(Records about charts and figures)
● ● ● ● ● ● ●
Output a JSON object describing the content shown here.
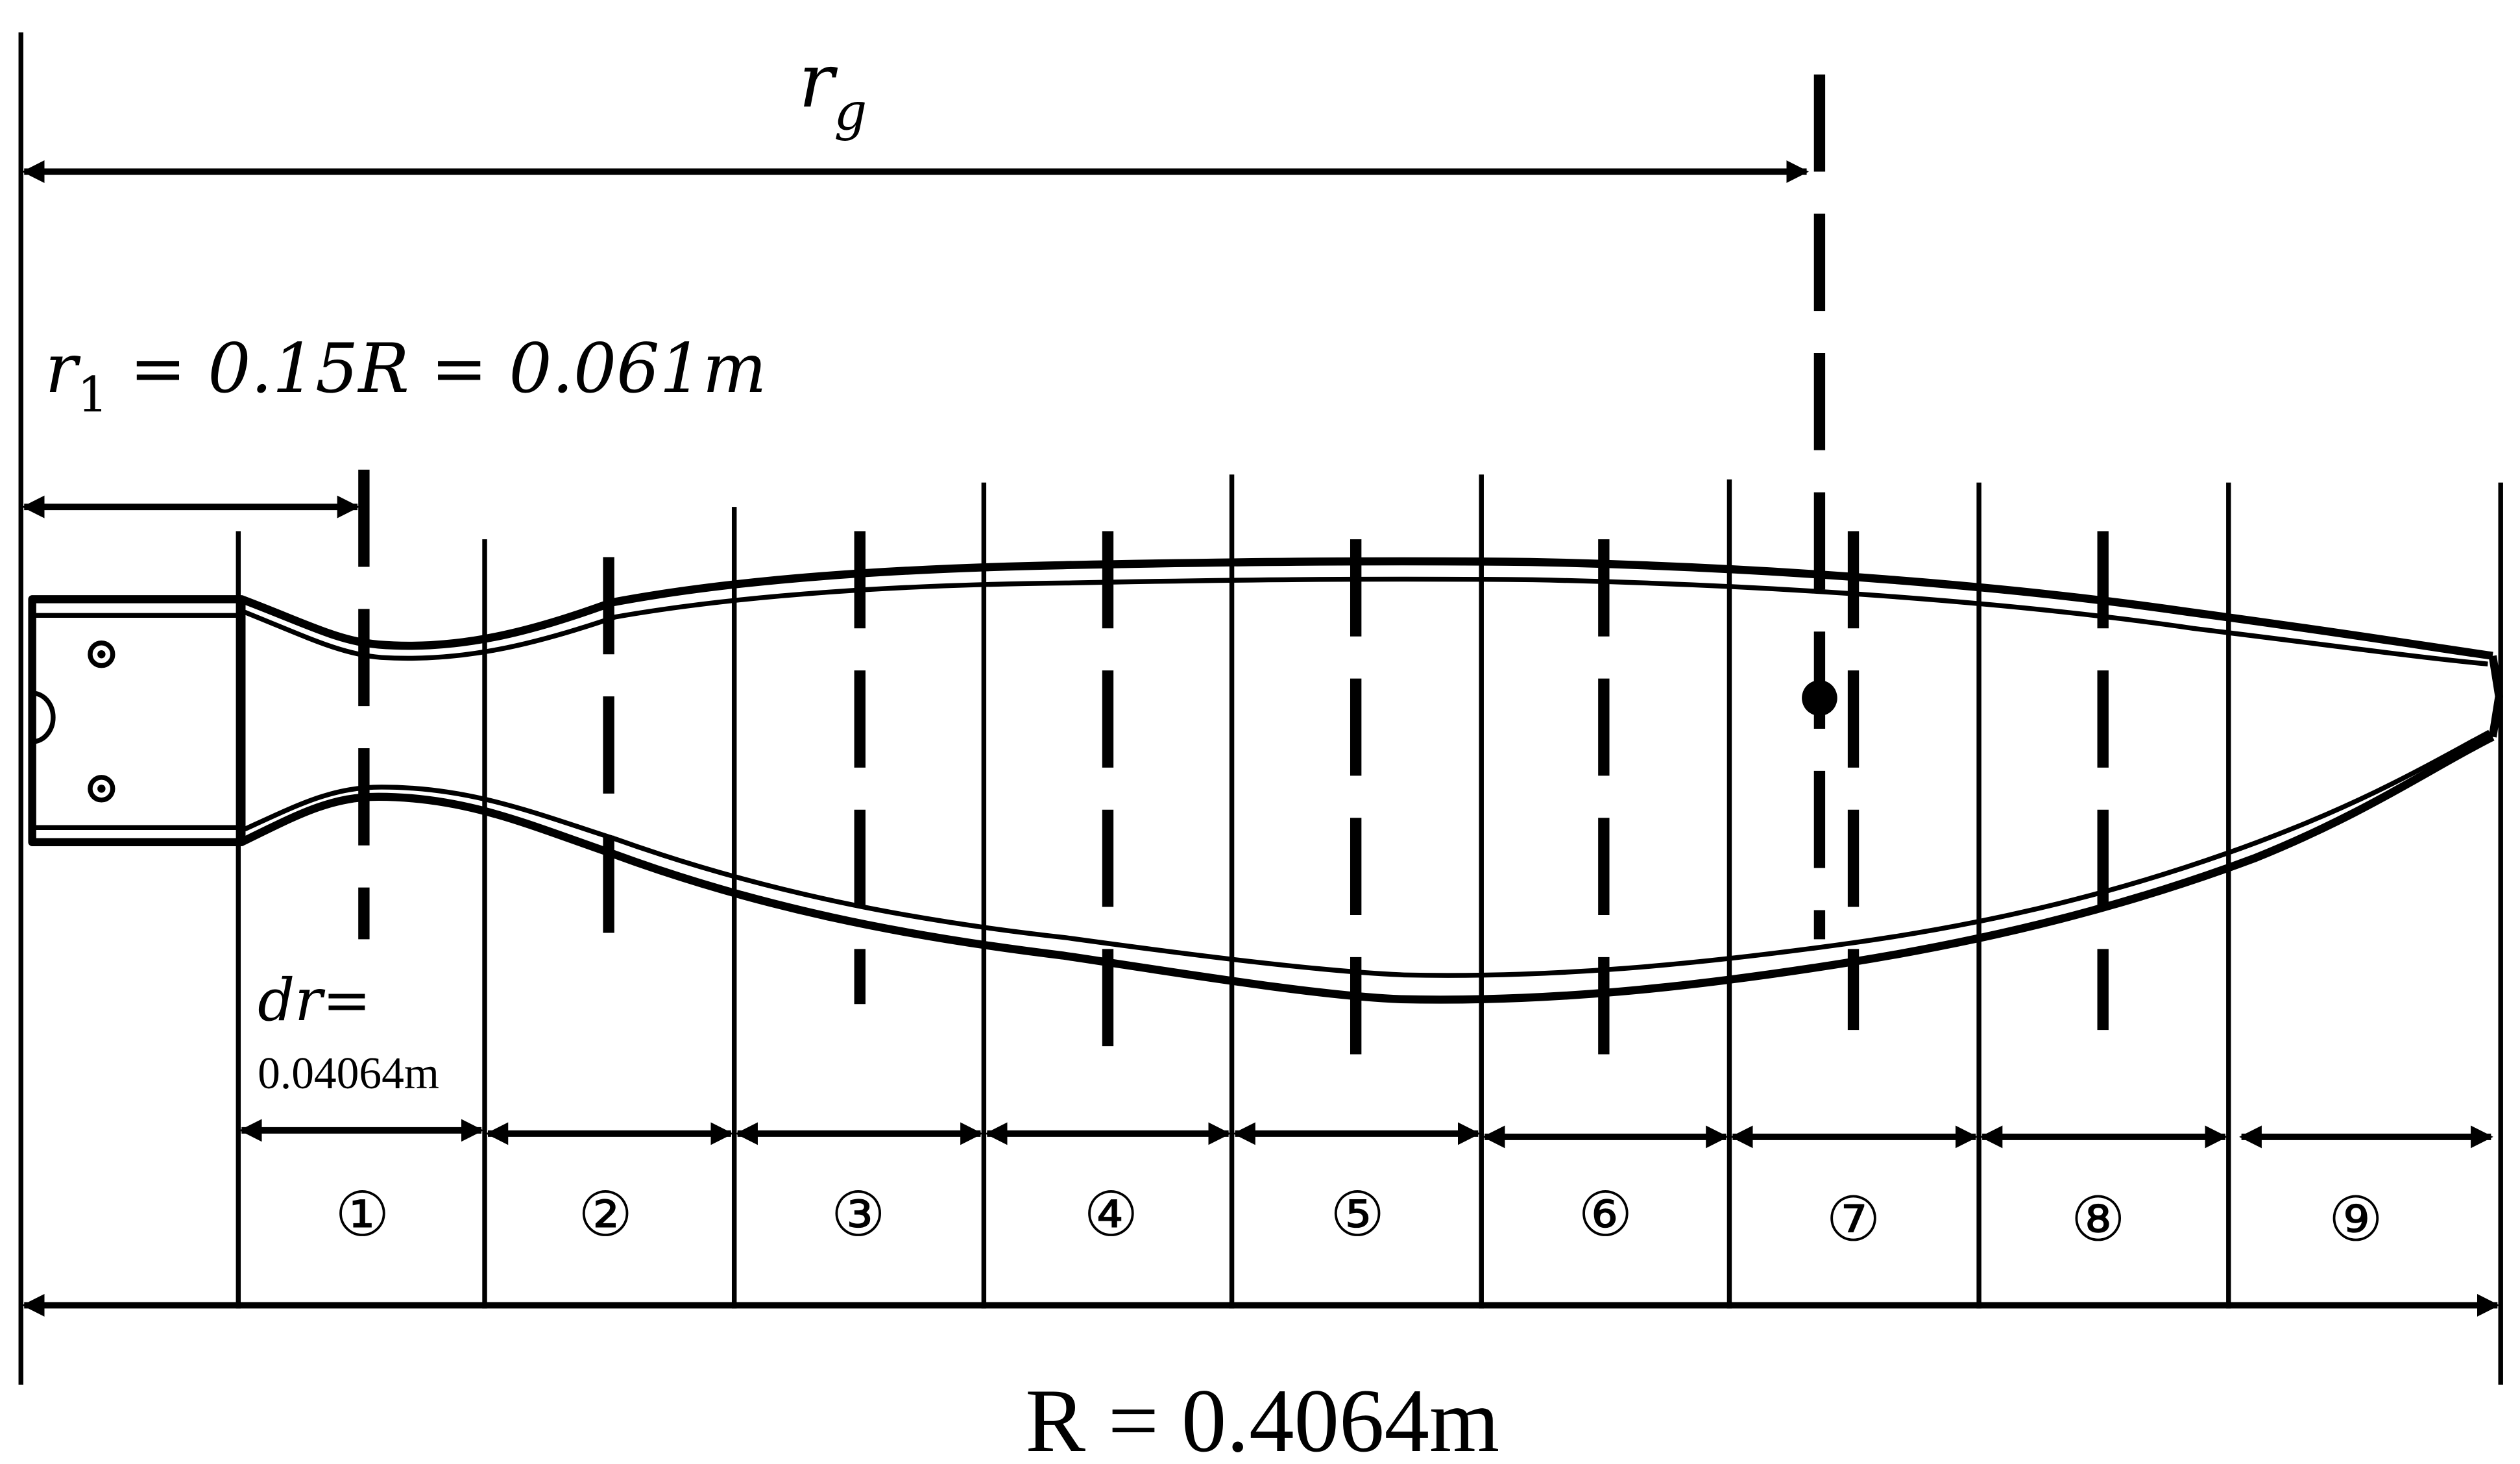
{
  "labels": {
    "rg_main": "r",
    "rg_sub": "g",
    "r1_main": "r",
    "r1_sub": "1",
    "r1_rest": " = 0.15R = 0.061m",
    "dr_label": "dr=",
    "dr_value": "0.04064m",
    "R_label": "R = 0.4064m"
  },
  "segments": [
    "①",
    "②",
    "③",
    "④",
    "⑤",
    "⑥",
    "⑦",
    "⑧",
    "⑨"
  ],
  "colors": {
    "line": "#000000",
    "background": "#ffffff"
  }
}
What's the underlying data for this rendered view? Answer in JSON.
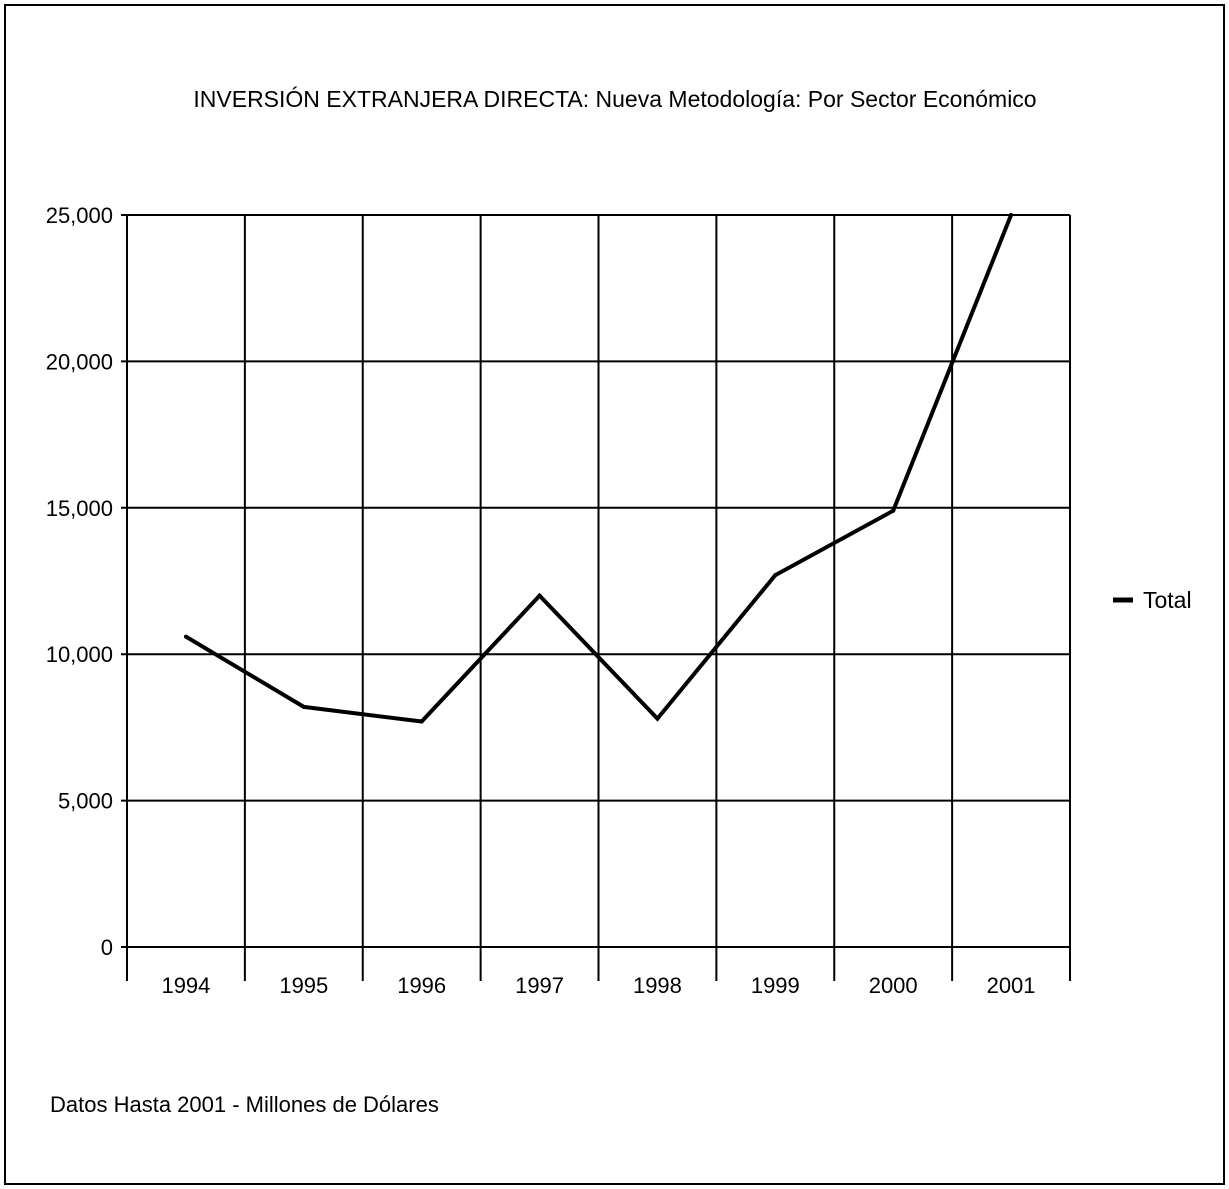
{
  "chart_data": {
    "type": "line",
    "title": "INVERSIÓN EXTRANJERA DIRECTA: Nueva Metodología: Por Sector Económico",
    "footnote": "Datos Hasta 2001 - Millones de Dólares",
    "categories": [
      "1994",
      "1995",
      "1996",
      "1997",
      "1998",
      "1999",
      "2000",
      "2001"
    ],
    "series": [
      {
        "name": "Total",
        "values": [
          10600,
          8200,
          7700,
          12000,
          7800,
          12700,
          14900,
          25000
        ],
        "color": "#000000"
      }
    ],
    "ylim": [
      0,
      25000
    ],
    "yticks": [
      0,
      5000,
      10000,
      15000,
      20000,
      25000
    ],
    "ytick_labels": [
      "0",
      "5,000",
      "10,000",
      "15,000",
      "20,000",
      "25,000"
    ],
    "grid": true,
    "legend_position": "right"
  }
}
● ● ● ● ● ● ●
**Given request**:
What comes back should match the records exactly, minus any pictures.

**Complete answer**:
Output a JSON object describing the content shown here.
{
  "labels": {
    "rg_main": "r",
    "rg_sub": "g",
    "r1_main": "r",
    "r1_sub": "1",
    "r1_rest": " = 0.15R = 0.061m",
    "dr_label": "dr=",
    "dr_value": "0.04064m",
    "R_label": "R = 0.4064m"
  },
  "segments": [
    "①",
    "②",
    "③",
    "④",
    "⑤",
    "⑥",
    "⑦",
    "⑧",
    "⑨"
  ],
  "colors": {
    "line": "#000000",
    "background": "#ffffff"
  }
}
What's the underlying data for this rendered view? Answer in JSON.
{
  "chart_data": {
    "type": "line",
    "title": "INVERSIÓN EXTRANJERA DIRECTA: Nueva Metodología: Por Sector Económico",
    "footnote": "Datos Hasta 2001 - Millones de Dólares",
    "categories": [
      "1994",
      "1995",
      "1996",
      "1997",
      "1998",
      "1999",
      "2000",
      "2001"
    ],
    "series": [
      {
        "name": "Total",
        "values": [
          10600,
          8200,
          7700,
          12000,
          7800,
          12700,
          14900,
          25000
        ],
        "color": "#000000"
      }
    ],
    "ylim": [
      0,
      25000
    ],
    "yticks": [
      0,
      5000,
      10000,
      15000,
      20000,
      25000
    ],
    "ytick_labels": [
      "0",
      "5,000",
      "10,000",
      "15,000",
      "20,000",
      "25,000"
    ],
    "grid": true,
    "legend_position": "right"
  }
}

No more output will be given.